## Recorded information:
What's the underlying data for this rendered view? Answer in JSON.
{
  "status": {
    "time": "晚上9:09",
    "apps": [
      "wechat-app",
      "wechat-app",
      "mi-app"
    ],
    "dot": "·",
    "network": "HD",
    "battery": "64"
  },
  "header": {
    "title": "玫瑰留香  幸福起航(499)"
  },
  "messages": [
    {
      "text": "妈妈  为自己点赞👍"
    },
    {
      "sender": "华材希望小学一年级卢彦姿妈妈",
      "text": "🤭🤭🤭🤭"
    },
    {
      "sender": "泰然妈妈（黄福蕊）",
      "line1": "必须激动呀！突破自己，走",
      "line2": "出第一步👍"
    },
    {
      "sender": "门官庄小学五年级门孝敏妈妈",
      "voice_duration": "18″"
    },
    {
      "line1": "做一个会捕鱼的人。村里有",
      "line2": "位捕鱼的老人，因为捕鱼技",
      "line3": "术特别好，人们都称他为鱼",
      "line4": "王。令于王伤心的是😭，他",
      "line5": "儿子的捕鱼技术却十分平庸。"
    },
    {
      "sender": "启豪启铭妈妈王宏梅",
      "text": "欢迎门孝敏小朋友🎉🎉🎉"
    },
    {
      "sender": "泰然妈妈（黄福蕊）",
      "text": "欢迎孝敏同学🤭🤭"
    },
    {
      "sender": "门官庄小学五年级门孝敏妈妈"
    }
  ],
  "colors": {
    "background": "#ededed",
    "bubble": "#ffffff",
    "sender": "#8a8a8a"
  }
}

## Task instructions:
Note every line above where the string "门官庄小学五年级门孝敏妈妈" shows up, and copy those lines.

## Result for this task:
      "sender": "门官庄小学五年级门孝敏妈妈",
      "sender": "门官庄小学五年级门孝敏妈妈"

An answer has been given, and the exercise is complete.